→ **Goal**:
Exact reproduction of the data is required, with images excluded.

━━ Dataset excerpts ━━

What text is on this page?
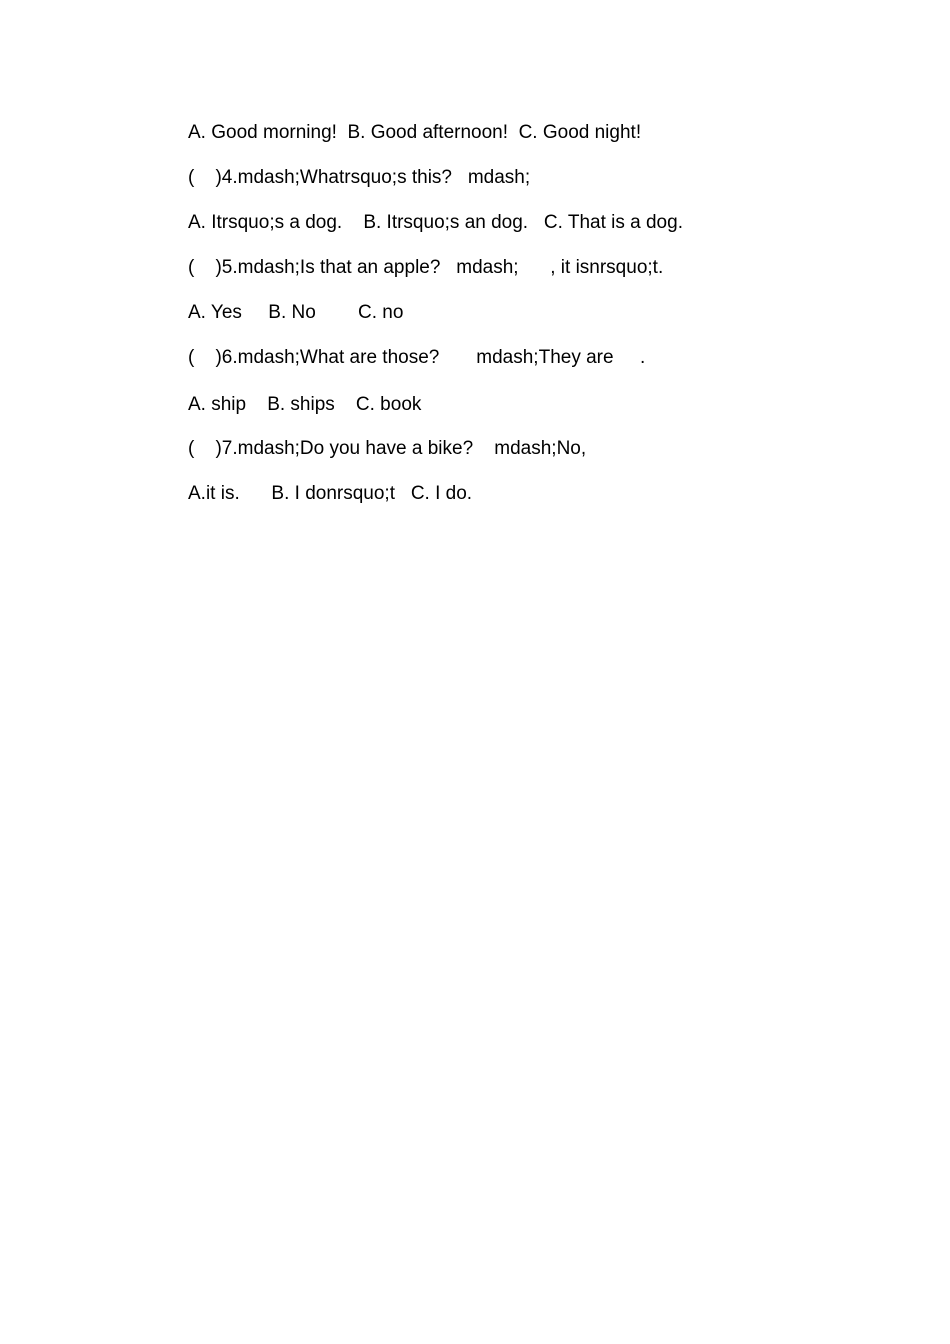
A. Good morning!  B. Good afternoon!  C. Good night!
(    )4.mdash;Whatrsquo;s this?   mdash;
A. Itrsquo;s a dog.    B. Itrsquo;s an dog.   C. That is a dog.
(    )5.mdash;Is that an apple?   mdash;      , it isnrsquo;t.
A. Yes     B. No        C. no
(    )6.mdash;What are those?       mdash;They are     .
A. ship    B. ships    C. book
(    )7.mdash;Do you have a bike?    mdash;No,
A.it is.      B. I donrsquo;t   C. I do.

━━━

→ **Solution for this exercise**:
What text is on this page?
A. Good morning!  B. Good afternoon!  C. Good night!
(    )4.mdash;Whatrsquo;s this?   mdash;
A. Itrsquo;s a dog.    B. Itrsquo;s an dog.   C. That is a dog.
(    )5.mdash;Is that an apple?   mdash;      , it isnrsquo;t.
A. Yes     B. No        C. no
(    )6.mdash;What are those?       mdash;They are     .
A. ship    B. ships    C. book
(    )7.mdash;Do you have a bike?    mdash;No,
A.it is.      B. I donrsquo;t   C. I do.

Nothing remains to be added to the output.